DATASET EXCERPTS:

++++++++

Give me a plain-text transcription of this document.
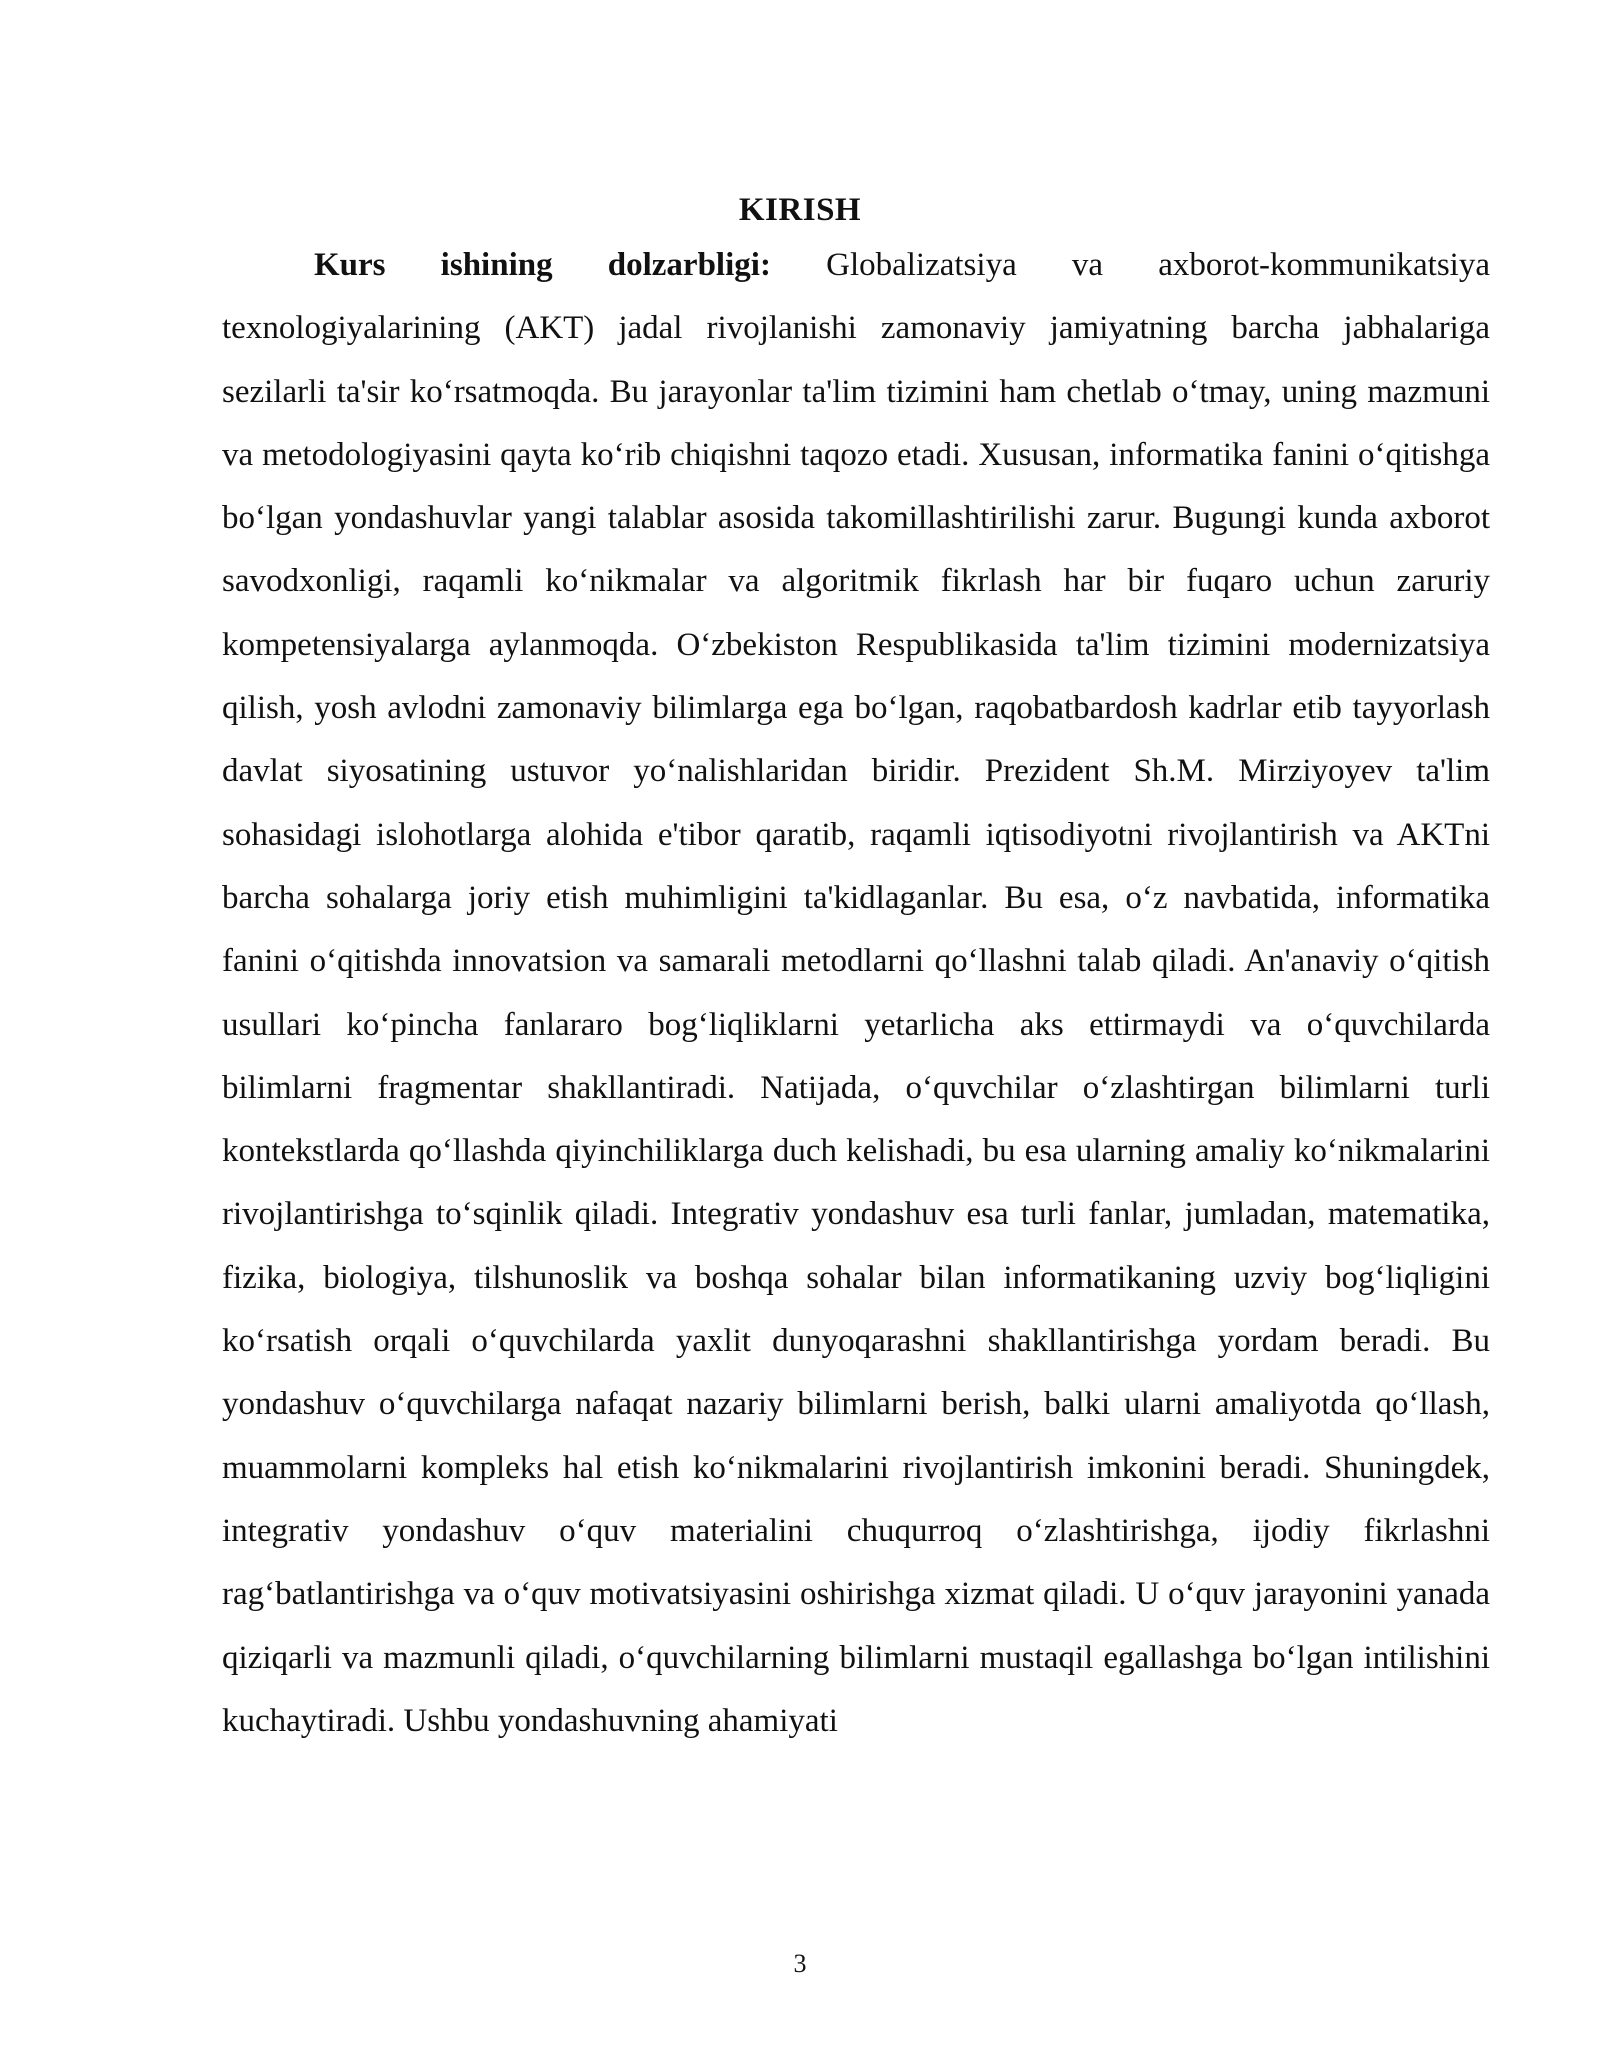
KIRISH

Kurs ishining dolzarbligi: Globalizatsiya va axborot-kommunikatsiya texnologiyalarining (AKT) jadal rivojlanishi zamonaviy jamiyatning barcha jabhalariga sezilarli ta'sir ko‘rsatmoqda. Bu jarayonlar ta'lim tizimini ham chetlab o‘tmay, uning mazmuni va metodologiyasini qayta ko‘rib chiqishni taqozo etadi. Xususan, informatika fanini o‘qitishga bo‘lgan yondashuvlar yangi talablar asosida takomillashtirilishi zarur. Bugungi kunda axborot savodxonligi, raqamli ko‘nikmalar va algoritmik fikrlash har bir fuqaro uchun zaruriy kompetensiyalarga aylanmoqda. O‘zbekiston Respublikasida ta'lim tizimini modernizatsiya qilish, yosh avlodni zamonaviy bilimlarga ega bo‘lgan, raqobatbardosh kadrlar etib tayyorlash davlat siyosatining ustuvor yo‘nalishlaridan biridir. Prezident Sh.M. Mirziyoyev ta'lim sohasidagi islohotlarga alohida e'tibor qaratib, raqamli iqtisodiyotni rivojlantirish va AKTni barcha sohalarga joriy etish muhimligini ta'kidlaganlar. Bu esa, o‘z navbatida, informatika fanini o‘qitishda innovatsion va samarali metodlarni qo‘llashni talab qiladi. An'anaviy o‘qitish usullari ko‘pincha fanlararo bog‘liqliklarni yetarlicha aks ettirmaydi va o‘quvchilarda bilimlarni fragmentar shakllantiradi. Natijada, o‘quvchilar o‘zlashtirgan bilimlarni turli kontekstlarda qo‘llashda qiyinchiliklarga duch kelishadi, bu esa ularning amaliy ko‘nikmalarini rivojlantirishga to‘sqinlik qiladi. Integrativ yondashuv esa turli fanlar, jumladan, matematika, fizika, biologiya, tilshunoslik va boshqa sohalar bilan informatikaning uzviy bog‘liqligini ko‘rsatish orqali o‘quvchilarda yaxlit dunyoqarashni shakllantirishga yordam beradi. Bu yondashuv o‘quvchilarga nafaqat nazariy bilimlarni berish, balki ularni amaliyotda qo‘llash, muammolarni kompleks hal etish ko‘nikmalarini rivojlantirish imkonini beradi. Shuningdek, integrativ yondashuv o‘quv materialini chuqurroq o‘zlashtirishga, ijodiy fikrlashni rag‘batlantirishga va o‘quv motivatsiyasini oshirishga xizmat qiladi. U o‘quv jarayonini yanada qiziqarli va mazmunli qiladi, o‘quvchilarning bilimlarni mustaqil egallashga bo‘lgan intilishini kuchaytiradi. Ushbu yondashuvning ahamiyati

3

++++++++

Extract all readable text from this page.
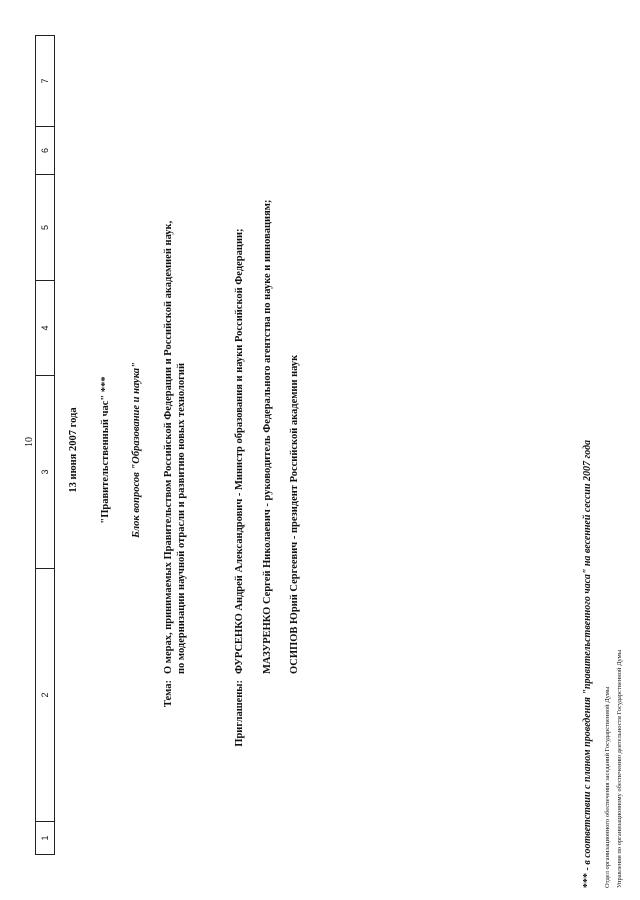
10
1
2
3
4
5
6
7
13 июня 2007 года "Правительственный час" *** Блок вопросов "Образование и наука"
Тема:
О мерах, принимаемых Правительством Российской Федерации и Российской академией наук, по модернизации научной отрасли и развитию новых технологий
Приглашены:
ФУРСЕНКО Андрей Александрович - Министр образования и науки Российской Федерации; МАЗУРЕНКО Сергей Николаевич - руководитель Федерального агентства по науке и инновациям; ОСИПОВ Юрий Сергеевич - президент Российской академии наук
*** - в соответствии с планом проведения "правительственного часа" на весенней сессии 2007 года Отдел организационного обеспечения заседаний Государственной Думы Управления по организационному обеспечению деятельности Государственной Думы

++++++++

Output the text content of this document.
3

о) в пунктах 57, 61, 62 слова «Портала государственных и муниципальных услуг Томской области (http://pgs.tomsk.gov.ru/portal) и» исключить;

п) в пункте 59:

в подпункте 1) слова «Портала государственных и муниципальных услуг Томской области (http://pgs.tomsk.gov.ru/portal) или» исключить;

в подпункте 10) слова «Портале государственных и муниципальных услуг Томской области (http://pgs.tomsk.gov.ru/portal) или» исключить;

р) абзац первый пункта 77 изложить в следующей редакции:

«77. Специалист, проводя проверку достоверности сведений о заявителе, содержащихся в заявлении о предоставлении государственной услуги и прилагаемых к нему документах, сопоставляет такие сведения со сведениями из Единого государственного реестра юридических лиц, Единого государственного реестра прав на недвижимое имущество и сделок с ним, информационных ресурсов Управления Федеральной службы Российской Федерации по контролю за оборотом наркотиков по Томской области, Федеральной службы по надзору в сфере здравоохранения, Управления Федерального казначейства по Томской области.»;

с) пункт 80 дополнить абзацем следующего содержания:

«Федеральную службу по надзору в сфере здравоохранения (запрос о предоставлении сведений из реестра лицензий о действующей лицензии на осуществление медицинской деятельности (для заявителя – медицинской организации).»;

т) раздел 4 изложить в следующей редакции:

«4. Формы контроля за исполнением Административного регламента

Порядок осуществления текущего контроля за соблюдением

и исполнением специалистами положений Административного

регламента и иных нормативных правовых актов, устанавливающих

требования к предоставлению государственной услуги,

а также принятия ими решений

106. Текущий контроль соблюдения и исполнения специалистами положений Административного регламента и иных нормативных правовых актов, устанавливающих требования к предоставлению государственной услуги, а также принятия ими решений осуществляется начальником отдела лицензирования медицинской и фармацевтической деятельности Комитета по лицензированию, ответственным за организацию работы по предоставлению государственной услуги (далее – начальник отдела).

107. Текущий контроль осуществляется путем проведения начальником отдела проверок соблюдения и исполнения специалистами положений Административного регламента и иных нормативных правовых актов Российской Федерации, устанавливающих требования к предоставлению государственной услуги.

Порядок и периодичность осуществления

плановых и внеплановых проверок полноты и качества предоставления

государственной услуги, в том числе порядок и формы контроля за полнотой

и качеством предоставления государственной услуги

++++++++

DIRECTION: Look over the records above and copy each line that includes the string "this".

WRITTEN ANSWER:
Give me a plain-text transcription of this document.
Extract all readable text from this page.
Output the text content of this document.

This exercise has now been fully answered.